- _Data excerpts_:

++++++

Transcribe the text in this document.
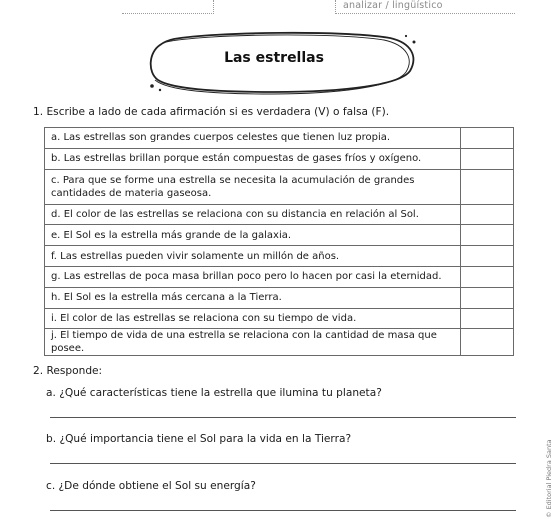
analizar / lingüístico
Las estrellas
1. Escribe a lado de cada afirmación si es verdadera (V) o falsa (F).
a. Las estrellas son grandes cuerpos celestes que tienen luz propia.	
b. Las estrellas brillan porque están compuestas de gases fríos y oxígeno.	
c. Para que se forme una estrella se necesita la acumulación de grandes cantidades de materia gaseosa.	
d. El color de las estrellas se relaciona con su distancia en relación al Sol.	
e. El Sol es la estrella más grande de la galaxia.	
f. Las estrellas pueden vivir solamente un millón de años.	
g. Las estrellas de poca masa brillan poco pero lo hacen por casi la eternidad.	
h. El Sol es la estrella más cercana a la Tierra.	
i. El color de las estrellas se relaciona con su tiempo de vida.	
j. El tiempo de vida de una estrella se relaciona con la cantidad de masa que posee.	
2. Responde:
a. ¿Qué características tiene la estrella que ilumina tu planeta?
b. ¿Qué importancia tiene el Sol para la vida en la Tierra?
c. ¿De dónde obtiene el Sol su energía?	© Editorial Piedra Santa
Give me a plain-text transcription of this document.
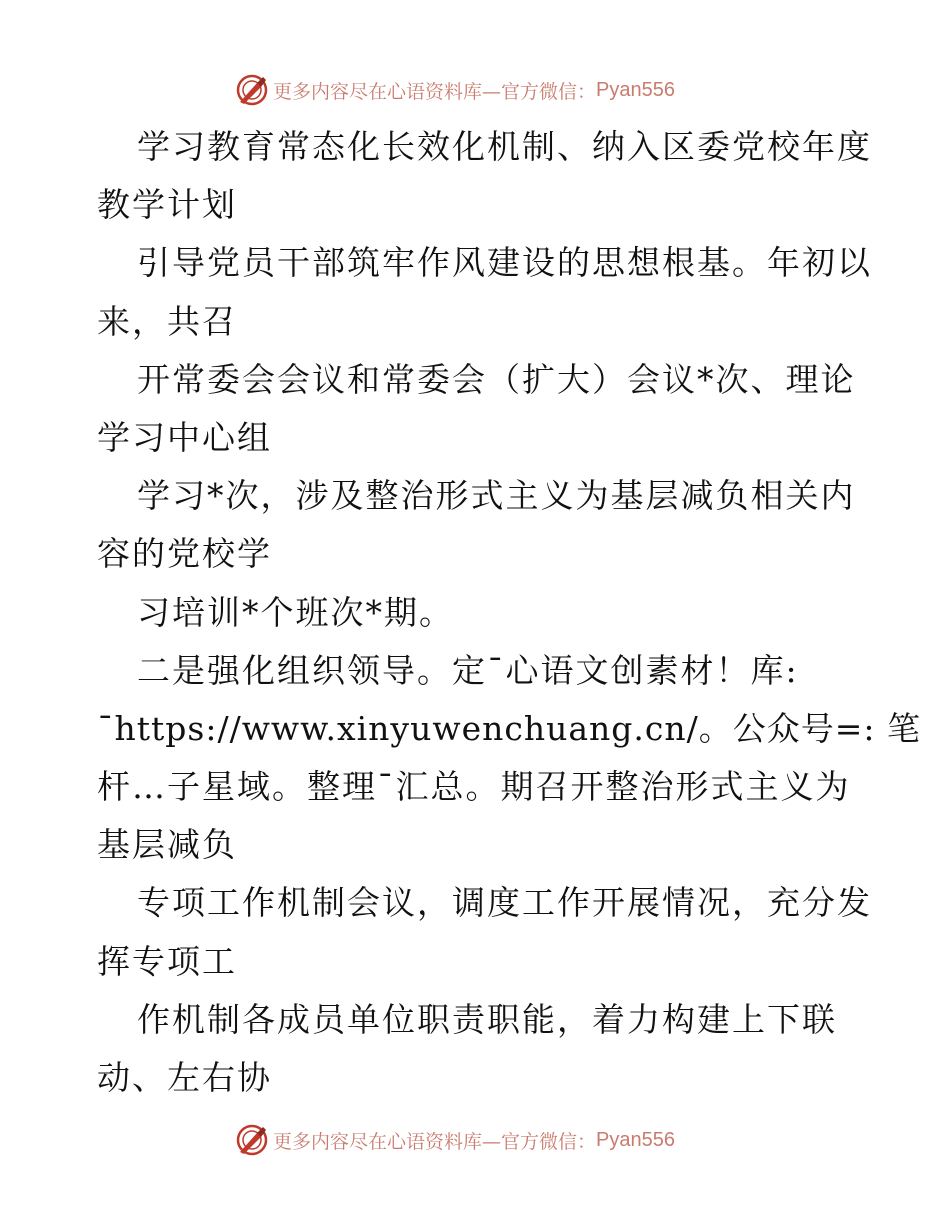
更多内容尽在心语资料库—官方微信： Pyan556
学习教育常态化长效化机制、纳入区委党校年度
教学计划
引导党员干部筑牢作风建设的思想根基。年初以
来，共召
开常委会会议和常委会（扩大）会议*次、理论
学习中心组
学习*次，涉及整治形式主义为基层减负相关内
容的党校学
习培训*个班次*期。
二是强化组织领导。定¯心语文创素材！库:
¯https://www.xinyuwenchuang.cn/。公众号=: 笔
杆…子星域。整理¯汇总。期召开整治形式主义为
基层减负
专项工作机制会议，调度工作开展情况，充分发
挥专项工
作机制各成员单位职责职能，着力构建上下联
动、左右协
更多内容尽在心语资料库—官方微信： Pyan556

++++++

- _Task statement_: Each entry above is to be written out again unchanged, apart from the pictures, which are left out.

- _Task result_:
Transcribe the text in this document.
analizar / lingüístico
Las estrellas
1. Escribe a lado de cada afirmación si es verdadera (V) o falsa (F).
a. Las estrellas son grandes cuerpos celestes que tienen luz propia.	
b. Las estrellas brillan porque están compuestas de gases fríos y oxígeno.	
c. Para que se forme una estrella se necesita la acumulación de grandes cantidades de materia gaseosa.	
d. El color de las estrellas se relaciona con su distancia en relación al Sol.	
e. El Sol es la estrella más grande de la galaxia.	
f. Las estrellas pueden vivir solamente un millón de años.	
g. Las estrellas de poca masa brillan poco pero lo hacen por casi la eternidad.	
h. El Sol es la estrella más cercana a la Tierra.	
i. El color de las estrellas se relaciona con su tiempo de vida.	
j. El tiempo de vida de una estrella se relaciona con la cantidad de masa que posee.	
2. Responde:
a. ¿Qué características tiene la estrella que ilumina tu planeta?
b. ¿Qué importancia tiene el Sol para la vida en la Tierra?
c. ¿De dónde obtiene el Sol su energía?	© Editorial Piedra Santa
Give me a plain-text transcription of this document.
更多内容尽在心语资料库—官方微信： Pyan556
学习教育常态化长效化机制、纳入区委党校年度
教学计划
引导党员干部筑牢作风建设的思想根基。年初以
来，共召
开常委会会议和常委会（扩大）会议*次、理论
学习中心组
学习*次，涉及整治形式主义为基层减负相关内
容的党校学
习培训*个班次*期。
二是强化组织领导。定¯心语文创素材！库:
¯https://www.xinyuwenchuang.cn/。公众号=: 笔
杆…子星域。整理¯汇总。期召开整治形式主义为
基层减负
专项工作机制会议，调度工作开展情况，充分发
挥专项工
作机制各成员单位职责职能，着力构建上下联
动、左右协
更多内容尽在心语资料库—官方微信： Pyan556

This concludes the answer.